### What is asked
Keep only the lines where "کرباسچی" appears.

(Stored data entries)
□ □ □ □ □
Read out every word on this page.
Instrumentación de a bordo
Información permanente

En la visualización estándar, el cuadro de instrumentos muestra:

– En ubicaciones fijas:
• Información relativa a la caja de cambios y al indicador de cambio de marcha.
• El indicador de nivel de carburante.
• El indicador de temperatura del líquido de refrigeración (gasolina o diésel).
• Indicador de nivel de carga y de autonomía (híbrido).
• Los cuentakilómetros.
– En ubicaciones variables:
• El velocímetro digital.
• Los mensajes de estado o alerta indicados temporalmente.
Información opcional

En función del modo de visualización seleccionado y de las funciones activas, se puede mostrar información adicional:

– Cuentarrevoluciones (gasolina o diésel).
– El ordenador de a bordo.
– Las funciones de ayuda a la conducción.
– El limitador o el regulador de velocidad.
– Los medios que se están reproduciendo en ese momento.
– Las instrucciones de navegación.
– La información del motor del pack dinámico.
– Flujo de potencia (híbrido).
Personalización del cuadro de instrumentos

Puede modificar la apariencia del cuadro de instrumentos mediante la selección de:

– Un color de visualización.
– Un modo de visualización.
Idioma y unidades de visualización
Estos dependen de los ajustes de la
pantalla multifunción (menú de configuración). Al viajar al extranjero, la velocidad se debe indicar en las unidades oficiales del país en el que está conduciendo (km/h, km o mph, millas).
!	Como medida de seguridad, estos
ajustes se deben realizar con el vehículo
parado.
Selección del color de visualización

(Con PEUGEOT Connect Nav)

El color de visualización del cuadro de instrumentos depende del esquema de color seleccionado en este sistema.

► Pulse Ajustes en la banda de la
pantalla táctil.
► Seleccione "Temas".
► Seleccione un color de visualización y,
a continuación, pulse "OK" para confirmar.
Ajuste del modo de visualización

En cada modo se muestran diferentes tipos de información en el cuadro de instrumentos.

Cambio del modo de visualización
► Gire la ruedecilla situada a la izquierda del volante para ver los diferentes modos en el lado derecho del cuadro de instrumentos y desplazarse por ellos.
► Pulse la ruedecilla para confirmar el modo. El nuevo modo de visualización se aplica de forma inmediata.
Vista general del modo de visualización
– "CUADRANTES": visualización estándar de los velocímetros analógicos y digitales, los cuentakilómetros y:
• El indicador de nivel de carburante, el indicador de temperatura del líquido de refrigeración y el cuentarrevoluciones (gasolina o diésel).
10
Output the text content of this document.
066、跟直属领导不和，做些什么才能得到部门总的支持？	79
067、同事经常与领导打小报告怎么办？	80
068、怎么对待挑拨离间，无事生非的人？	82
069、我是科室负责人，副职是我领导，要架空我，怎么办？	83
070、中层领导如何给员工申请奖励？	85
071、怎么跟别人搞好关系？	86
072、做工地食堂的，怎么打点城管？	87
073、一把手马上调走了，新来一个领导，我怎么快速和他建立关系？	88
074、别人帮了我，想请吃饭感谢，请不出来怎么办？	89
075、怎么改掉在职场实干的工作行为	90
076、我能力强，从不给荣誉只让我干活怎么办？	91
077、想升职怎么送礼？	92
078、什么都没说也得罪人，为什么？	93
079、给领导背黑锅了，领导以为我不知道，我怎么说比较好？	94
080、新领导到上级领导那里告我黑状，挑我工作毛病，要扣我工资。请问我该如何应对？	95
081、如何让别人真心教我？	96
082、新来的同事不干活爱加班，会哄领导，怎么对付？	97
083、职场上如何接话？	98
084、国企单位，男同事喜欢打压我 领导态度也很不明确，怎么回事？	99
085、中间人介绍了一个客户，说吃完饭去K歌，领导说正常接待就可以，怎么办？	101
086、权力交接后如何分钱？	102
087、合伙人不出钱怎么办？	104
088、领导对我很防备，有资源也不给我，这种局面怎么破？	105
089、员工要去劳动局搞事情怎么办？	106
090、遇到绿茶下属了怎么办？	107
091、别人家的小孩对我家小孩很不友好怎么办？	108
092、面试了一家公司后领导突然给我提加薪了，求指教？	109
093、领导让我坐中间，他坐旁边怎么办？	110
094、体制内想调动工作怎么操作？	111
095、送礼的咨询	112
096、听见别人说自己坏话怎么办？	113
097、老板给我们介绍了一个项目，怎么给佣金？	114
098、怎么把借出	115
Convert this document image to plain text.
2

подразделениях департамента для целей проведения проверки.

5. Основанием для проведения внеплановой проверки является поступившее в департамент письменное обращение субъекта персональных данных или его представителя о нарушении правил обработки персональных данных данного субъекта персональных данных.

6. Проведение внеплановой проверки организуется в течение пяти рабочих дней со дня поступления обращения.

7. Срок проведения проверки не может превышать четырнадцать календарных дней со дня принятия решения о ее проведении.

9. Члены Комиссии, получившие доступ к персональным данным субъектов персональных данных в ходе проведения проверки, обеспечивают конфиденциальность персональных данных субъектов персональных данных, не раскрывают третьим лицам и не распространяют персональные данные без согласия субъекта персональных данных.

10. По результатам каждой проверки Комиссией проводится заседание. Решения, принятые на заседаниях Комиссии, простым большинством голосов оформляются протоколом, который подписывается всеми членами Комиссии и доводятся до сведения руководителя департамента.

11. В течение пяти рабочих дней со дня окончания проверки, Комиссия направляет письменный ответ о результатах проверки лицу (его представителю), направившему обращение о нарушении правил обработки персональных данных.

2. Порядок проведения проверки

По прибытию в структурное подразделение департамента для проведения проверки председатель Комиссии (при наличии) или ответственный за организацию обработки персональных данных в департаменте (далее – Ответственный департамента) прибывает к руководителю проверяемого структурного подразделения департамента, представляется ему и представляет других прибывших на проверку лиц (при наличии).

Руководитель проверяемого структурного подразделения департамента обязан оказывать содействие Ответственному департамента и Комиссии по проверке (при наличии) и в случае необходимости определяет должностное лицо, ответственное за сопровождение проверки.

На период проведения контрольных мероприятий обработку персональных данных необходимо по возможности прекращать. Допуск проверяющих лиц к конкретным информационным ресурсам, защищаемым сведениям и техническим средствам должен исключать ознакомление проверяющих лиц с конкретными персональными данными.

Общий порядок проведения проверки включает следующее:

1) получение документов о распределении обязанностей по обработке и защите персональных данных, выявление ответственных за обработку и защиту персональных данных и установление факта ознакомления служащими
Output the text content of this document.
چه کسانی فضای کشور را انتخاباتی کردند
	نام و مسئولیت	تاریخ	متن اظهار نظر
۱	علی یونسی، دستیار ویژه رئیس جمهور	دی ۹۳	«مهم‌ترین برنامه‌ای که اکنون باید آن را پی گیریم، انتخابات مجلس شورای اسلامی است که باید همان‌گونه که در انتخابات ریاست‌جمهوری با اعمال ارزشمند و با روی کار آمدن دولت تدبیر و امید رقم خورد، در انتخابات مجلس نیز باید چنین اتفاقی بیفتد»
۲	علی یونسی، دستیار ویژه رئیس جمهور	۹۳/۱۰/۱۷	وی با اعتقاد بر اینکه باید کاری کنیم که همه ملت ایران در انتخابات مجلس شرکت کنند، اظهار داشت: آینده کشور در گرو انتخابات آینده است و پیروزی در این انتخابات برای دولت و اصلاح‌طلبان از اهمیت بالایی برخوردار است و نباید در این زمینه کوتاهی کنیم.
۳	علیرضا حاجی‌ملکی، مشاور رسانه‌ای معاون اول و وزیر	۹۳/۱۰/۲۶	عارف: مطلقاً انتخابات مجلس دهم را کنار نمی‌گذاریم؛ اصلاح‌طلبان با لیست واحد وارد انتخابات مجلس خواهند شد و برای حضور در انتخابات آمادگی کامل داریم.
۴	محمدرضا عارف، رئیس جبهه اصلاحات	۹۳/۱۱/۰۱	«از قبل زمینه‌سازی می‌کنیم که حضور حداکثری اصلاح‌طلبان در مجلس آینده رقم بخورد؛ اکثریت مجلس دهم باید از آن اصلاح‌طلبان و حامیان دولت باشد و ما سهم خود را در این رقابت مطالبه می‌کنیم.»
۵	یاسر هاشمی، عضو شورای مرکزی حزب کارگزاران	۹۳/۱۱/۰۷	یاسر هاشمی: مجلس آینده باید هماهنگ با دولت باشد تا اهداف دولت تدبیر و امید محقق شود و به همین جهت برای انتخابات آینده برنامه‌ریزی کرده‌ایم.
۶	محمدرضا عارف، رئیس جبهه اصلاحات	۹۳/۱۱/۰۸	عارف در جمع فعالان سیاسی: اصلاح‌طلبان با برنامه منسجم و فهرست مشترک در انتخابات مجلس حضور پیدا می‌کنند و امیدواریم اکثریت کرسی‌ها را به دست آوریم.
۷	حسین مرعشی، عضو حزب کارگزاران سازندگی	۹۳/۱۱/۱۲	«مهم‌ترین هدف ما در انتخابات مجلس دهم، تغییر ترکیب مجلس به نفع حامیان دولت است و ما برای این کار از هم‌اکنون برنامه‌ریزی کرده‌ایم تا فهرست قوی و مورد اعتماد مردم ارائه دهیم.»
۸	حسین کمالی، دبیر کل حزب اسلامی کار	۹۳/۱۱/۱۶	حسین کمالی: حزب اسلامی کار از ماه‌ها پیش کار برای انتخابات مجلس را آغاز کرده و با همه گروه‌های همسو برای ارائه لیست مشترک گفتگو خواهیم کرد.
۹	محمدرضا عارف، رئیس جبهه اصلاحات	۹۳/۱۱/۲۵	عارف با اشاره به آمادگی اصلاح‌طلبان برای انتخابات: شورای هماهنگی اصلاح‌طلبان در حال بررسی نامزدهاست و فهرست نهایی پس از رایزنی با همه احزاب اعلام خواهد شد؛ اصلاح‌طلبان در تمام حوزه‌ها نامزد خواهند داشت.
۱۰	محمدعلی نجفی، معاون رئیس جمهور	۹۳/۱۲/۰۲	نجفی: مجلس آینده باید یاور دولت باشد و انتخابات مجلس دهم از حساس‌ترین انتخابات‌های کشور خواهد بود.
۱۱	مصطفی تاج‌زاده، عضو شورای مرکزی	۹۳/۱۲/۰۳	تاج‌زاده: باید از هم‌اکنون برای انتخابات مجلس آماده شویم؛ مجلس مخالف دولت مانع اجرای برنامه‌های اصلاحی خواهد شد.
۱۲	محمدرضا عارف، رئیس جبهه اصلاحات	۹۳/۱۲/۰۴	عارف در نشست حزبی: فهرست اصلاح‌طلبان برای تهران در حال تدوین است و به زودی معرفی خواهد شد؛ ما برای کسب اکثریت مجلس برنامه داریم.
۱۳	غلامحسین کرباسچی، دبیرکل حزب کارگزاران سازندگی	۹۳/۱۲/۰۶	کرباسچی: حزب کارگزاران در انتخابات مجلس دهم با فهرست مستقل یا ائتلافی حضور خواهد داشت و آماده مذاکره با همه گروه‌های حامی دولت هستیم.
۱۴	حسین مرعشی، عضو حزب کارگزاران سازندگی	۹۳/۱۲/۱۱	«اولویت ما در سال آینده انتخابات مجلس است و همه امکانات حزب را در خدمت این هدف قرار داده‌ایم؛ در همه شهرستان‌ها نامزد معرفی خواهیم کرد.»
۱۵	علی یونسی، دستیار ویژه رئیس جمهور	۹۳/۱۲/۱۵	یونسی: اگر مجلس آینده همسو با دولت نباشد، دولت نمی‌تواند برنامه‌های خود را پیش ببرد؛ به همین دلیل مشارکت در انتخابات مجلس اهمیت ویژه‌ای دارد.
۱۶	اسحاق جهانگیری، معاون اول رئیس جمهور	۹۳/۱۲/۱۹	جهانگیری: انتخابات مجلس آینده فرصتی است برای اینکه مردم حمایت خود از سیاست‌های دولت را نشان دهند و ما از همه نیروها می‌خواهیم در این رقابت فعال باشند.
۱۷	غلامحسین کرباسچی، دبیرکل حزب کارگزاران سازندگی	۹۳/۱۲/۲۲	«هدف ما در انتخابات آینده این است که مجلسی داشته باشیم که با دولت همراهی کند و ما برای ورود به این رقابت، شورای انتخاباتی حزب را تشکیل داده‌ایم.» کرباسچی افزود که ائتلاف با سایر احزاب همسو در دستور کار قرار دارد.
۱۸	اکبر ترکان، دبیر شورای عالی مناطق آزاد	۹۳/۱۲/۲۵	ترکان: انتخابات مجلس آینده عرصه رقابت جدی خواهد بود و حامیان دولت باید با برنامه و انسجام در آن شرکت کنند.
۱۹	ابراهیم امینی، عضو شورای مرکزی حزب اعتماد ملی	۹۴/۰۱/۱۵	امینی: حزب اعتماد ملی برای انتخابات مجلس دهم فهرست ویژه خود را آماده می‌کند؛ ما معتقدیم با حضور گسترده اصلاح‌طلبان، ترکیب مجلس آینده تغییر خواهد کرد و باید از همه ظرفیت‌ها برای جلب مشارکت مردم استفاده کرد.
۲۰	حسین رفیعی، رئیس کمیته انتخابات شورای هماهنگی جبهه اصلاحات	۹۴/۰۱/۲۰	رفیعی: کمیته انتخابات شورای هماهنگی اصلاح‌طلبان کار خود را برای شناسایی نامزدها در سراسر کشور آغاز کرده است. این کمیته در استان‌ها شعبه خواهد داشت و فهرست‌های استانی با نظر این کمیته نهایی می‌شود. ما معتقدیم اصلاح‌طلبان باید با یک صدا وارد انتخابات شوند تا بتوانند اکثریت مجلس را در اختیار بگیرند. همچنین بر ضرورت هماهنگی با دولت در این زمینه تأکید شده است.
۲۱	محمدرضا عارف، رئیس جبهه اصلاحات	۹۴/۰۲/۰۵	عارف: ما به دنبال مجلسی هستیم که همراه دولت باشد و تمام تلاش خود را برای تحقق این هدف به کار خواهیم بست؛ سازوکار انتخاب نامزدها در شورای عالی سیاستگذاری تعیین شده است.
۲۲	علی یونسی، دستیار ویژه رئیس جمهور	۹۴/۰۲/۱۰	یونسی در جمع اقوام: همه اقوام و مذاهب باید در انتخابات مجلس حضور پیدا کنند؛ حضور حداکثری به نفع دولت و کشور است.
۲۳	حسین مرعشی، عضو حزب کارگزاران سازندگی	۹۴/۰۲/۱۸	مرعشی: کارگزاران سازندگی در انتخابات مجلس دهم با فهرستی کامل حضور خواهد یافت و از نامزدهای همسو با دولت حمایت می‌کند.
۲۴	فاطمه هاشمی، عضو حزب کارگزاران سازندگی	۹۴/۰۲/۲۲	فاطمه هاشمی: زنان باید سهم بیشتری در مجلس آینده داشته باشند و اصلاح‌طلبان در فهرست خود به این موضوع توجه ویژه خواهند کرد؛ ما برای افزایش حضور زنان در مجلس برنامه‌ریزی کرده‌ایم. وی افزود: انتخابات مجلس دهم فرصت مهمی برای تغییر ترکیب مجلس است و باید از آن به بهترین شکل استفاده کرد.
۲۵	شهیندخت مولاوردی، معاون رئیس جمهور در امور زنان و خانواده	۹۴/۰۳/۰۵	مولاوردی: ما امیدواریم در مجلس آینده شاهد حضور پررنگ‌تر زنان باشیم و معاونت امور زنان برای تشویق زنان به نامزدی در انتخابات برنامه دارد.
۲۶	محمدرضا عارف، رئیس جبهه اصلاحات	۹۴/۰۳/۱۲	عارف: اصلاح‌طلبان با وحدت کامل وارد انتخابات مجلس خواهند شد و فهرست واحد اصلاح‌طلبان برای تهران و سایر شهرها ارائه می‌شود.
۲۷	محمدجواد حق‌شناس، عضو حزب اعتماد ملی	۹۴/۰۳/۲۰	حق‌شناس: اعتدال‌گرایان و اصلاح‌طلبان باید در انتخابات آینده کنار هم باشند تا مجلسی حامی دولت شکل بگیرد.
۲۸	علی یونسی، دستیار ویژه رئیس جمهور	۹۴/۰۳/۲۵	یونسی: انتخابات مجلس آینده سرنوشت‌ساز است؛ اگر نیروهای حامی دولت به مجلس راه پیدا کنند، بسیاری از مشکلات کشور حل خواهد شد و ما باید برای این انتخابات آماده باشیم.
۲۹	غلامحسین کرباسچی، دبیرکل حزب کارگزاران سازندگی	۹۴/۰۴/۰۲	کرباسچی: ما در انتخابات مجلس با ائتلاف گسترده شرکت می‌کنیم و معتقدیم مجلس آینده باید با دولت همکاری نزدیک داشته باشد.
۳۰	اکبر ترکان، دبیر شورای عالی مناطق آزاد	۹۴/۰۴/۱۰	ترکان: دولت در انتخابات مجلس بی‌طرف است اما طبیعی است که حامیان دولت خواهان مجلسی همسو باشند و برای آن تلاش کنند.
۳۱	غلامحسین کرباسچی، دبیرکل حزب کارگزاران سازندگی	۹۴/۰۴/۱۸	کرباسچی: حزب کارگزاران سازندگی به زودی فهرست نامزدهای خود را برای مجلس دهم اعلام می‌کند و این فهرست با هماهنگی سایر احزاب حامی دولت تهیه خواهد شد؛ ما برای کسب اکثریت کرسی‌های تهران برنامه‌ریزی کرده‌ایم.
□ □ □ □ □
### Exercise response
۱۳	غلامحسین کرباسچی، دبیرکل حزب کارگزاران سازندگی	۹۳/۱۲/۰۶	کرباسچی: حزب کارگزاران در انتخابات مجلس دهم با فهرست مستقل یا ائتلافی حضور خواهد داشت و آماده مذاکره با همه گروه‌های حامی دولت هستیم.
۱۷	غلامحسین کرباسچی، دبیرکل حزب کارگزاران سازندگی	۹۳/۱۲/۲۲	«هدف ما در انتخابات آینده این است که مجلسی داشته باشیم که با دولت همراهی کند و ما برای ورود به این رقابت، شورای انتخاباتی حزب را تشکیل داده‌ایم.» کرباسچی افزود که ائتلاف با سایر احزاب همسو در دستور کار قرار دارد.
۲۹	غلامحسین کرباسچی، دبیرکل حزب کارگزاران سازندگی	۹۴/۰۴/۰۲	کرباسچی: ما در انتخابات مجلس با ائتلاف گسترده شرکت می‌کنیم و معتقدیم مجلس آینده باید با دولت همکاری نزدیک داشته باشد.
۳۱	غلامحسین کرباسچی، دبیرکل حزب کارگزاران سازندگی	۹۴/۰۴/۱۸	کرباسچی: حزب کارگزاران سازندگی به زودی فهرست نامزدهای خود را برای مجلس دهم اعلام می‌کند و این فهرست با هماهنگی سایر احزاب حامی دولت تهیه خواهد شد؛ ما برای کسب اکثریت کرسی‌های تهران برنامه‌ریزی کرده‌ایم.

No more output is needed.